#### Instruction:
Leave out the images; return the rest of the data exactly.

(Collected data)
——————————

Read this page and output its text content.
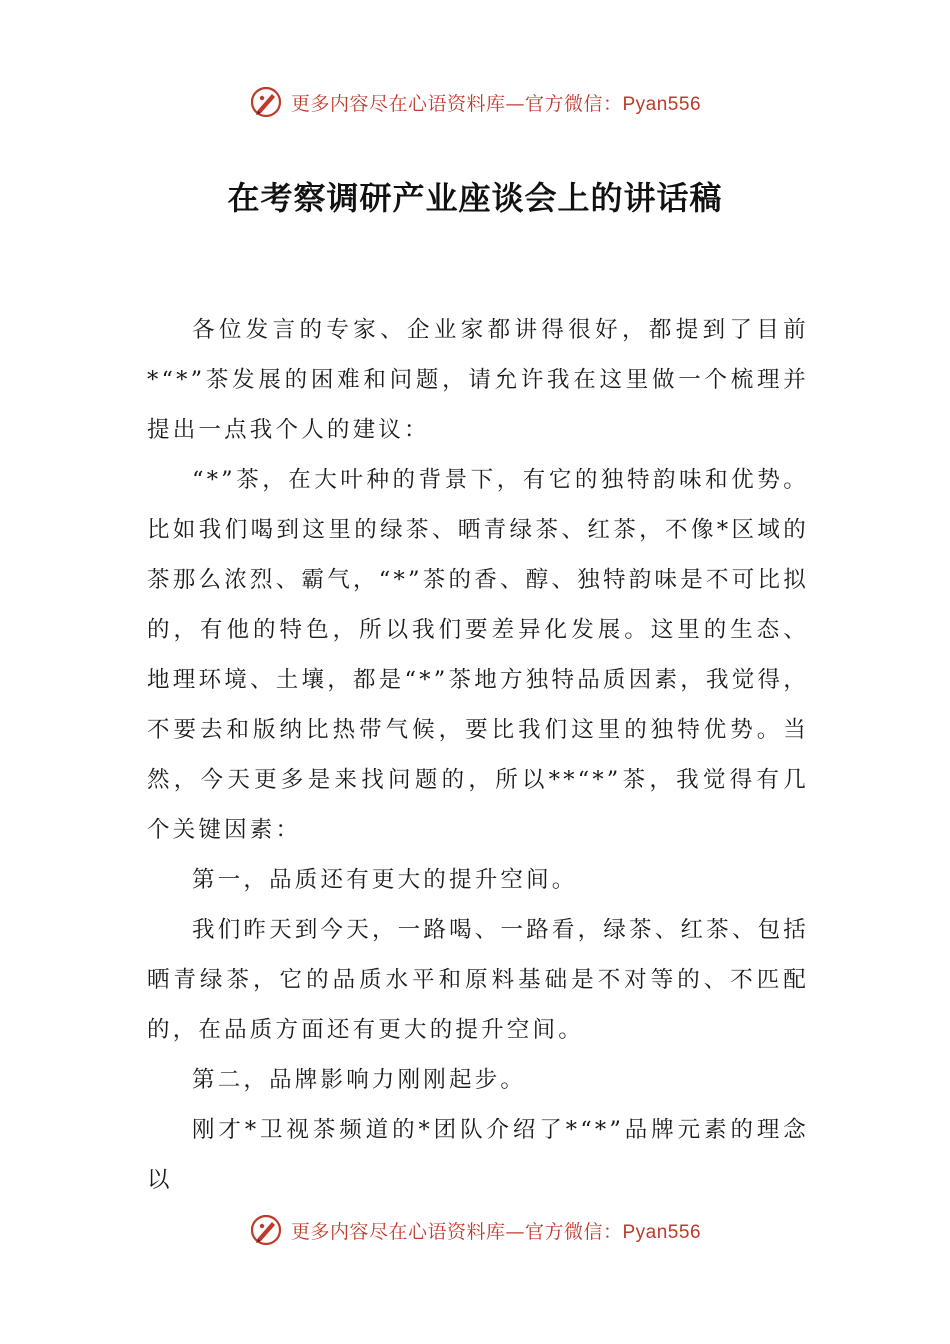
更多内容尽在心语资料库—官方微信：Pyan556
在考察调研产业座谈会上的讲话稿

各位发言的专家、企业家都讲得很好，都提到了目前*“*”茶发展的困难和问题，请允许我在这里做一个梳理并提出一点我个人的建议：

“*”茶，在大叶种的背景下，有它的独特韵味和优势。比如我们喝到这里的绿茶、晒青绿茶、红茶，不像*区域的茶那么浓烈、霸气，“*”茶的香、醇、独特韵味是不可比拟的，有他的特色，所以我们要差异化发展。这里的生态、地理环境、土壤，都是“*”茶地方独特品质因素，我觉得，不要去和版纳比热带气候，要比我们这里的独特优势。当然，今天更多是来找问题的，所以**“*”茶，我觉得有几个关键因素：

第一，品质还有更大的提升空间。

我们昨天到今天，一路喝、一路看，绿茶、红茶、包括晒青绿茶，它的品质水平和原料基础是不对等的、不匹配的，在品质方面还有更大的提升空间。

第二，品牌影响力刚刚起步。

刚才*卫视茶频道的*团队介绍了*“*”品牌元素的理念以

更多内容尽在心语资料库—官方微信：Pyan556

——————————

#### Solution to the problem:
Read this page and output its text content.
更多内容尽在心语资料库—官方微信：Pyan556
在考察调研产业座谈会上的讲话稿

各位发言的专家、企业家都讲得很好，都提到了目前*“*”茶发展的困难和问题，请允许我在这里做一个梳理并提出一点我个人的建议：

“*”茶，在大叶种的背景下，有它的独特韵味和优势。比如我们喝到这里的绿茶、晒青绿茶、红茶，不像*区域的茶那么浓烈、霸气，“*”茶的香、醇、独特韵味是不可比拟的，有他的特色，所以我们要差异化发展。这里的生态、地理环境、土壤，都是“*”茶地方独特品质因素，我觉得，不要去和版纳比热带气候，要比我们这里的独特优势。当然，今天更多是来找问题的，所以**“*”茶，我觉得有几个关键因素：

第一，品质还有更大的提升空间。

我们昨天到今天，一路喝、一路看，绿茶、红茶、包括晒青绿茶，它的品质水平和原料基础是不对等的、不匹配的，在品质方面还有更大的提升空间。

第二，品牌影响力刚刚起步。

刚才*卫视茶频道的*团队介绍了*“*”品牌元素的理念以

更多内容尽在心语资料库—官方微信：Pyan556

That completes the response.